> **Stated exercise**
Copy every line of the data in which the word "accent" occurs.

Stored data:
_ _ _ _ _ _ _

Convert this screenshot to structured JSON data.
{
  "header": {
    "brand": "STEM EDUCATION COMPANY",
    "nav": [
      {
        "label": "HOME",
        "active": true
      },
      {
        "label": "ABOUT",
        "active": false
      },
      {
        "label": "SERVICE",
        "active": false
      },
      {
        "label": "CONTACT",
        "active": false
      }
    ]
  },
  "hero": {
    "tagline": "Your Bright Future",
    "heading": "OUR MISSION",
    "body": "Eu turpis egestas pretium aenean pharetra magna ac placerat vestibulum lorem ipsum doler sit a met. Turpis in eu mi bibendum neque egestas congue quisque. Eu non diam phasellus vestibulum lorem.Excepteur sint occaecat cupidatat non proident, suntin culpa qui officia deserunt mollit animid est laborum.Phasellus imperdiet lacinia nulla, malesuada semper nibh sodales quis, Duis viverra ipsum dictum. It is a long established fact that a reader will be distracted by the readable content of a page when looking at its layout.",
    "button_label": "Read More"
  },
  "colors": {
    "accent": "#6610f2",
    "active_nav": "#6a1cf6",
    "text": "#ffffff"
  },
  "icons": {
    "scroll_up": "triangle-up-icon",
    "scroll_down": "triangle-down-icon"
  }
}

_ _ _ _ _ _ _

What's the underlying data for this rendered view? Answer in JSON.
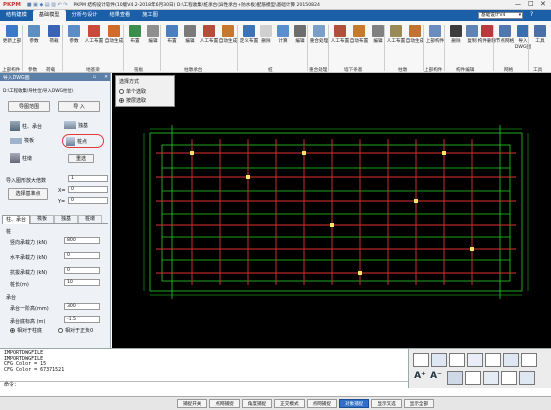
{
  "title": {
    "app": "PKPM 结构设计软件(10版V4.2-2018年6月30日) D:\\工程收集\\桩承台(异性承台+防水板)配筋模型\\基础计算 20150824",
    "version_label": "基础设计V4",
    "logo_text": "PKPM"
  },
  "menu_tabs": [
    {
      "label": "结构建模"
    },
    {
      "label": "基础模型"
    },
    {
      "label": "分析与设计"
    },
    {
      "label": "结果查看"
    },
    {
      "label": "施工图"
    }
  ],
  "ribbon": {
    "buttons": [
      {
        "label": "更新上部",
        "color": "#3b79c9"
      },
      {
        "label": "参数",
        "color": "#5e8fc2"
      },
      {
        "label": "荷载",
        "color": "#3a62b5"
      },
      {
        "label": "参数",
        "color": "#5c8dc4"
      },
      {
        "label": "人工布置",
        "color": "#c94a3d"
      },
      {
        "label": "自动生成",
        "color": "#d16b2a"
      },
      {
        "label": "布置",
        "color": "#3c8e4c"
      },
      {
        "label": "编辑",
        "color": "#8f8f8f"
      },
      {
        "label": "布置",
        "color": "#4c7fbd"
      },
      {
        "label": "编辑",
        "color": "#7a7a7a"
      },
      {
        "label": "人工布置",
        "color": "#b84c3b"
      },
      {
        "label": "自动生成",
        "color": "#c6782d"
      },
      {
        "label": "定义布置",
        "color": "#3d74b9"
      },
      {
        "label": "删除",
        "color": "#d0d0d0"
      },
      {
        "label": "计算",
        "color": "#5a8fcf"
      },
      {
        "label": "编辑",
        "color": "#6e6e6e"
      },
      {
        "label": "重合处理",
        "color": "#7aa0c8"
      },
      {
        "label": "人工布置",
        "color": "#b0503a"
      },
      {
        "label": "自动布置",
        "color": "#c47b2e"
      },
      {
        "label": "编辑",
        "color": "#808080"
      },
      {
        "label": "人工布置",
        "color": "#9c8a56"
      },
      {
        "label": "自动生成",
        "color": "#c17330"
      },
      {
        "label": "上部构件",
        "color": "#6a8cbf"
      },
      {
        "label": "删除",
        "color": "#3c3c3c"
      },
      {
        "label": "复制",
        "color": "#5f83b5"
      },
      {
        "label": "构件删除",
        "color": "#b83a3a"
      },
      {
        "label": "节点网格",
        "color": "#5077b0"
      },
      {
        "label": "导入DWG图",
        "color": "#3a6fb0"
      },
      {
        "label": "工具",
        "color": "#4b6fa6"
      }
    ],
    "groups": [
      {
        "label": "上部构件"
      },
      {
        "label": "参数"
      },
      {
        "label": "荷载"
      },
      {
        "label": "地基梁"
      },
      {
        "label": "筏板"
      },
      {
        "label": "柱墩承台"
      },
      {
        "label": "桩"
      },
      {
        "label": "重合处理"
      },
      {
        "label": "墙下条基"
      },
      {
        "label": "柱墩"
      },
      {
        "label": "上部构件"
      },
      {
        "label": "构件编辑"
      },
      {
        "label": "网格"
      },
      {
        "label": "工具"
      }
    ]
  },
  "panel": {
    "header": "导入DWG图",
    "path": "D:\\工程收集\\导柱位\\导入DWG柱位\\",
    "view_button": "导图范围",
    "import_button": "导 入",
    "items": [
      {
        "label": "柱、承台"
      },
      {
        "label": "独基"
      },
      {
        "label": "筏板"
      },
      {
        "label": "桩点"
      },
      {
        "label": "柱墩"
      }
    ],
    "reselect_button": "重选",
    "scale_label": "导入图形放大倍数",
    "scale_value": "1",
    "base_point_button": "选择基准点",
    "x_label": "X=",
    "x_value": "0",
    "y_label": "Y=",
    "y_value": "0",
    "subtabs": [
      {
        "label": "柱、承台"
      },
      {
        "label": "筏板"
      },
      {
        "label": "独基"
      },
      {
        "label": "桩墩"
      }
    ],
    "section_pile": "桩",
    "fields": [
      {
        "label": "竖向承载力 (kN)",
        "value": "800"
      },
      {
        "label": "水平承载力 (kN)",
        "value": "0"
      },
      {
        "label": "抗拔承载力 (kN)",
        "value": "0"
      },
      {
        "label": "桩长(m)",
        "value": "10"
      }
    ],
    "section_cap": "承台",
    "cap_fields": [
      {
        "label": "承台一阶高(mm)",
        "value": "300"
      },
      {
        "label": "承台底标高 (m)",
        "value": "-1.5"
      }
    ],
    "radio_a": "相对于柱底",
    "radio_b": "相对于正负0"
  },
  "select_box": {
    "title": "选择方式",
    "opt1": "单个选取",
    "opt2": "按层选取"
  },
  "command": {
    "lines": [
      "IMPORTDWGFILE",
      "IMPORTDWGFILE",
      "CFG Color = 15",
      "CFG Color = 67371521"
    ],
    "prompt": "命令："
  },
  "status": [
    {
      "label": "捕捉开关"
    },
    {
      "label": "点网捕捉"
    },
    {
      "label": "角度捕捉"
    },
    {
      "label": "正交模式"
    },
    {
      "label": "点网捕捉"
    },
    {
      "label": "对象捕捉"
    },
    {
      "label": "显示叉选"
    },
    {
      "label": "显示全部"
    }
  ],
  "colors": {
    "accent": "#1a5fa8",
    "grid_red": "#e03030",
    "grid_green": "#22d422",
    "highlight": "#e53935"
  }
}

_ _ _ _ _ _ _

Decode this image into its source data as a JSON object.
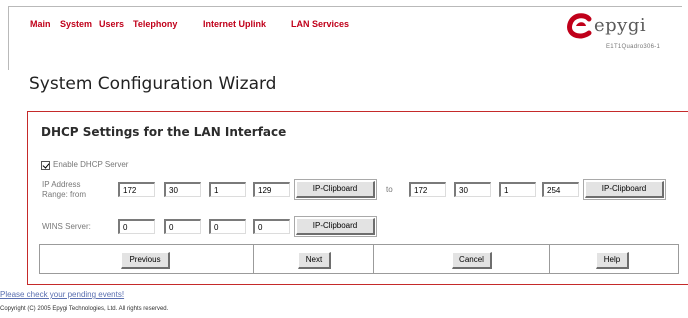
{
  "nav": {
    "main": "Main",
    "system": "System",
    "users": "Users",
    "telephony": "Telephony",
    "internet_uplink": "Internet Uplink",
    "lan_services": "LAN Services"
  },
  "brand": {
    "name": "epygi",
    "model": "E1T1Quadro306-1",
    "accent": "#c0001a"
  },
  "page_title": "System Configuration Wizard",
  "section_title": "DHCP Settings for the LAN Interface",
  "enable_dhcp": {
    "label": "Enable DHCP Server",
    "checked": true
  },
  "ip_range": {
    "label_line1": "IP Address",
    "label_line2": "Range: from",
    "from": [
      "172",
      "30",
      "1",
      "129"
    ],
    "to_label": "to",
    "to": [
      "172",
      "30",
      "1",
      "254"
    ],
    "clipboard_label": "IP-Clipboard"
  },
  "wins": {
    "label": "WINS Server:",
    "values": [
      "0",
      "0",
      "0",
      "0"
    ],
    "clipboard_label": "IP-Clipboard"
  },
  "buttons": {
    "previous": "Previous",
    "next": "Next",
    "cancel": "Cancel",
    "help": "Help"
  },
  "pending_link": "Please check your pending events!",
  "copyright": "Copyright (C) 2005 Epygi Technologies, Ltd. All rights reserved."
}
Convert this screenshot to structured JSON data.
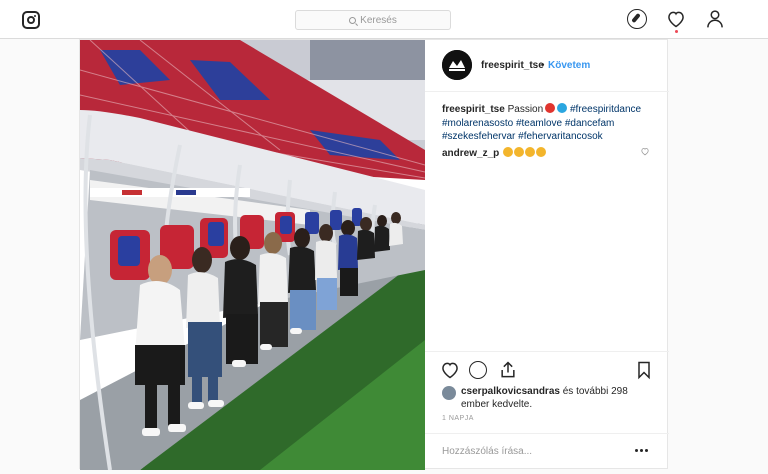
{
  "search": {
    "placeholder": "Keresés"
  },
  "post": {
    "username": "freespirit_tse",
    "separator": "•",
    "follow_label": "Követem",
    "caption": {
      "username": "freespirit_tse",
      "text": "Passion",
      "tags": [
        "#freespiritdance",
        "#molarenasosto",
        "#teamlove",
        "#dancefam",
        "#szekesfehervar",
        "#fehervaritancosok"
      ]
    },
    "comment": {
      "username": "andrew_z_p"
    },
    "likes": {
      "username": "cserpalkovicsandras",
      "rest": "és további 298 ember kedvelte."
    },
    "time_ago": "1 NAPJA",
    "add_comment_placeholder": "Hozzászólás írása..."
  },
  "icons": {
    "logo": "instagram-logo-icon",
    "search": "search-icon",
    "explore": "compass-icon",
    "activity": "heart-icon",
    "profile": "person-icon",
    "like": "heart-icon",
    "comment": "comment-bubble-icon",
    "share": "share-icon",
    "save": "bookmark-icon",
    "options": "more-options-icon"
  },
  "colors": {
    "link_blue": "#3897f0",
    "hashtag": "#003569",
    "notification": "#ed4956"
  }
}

_ _ _ _ _ _ _

> **The solution**
    "accent": "#6610f2",
    "accent": "#1a5fa8",
    "accent": "#c0001a"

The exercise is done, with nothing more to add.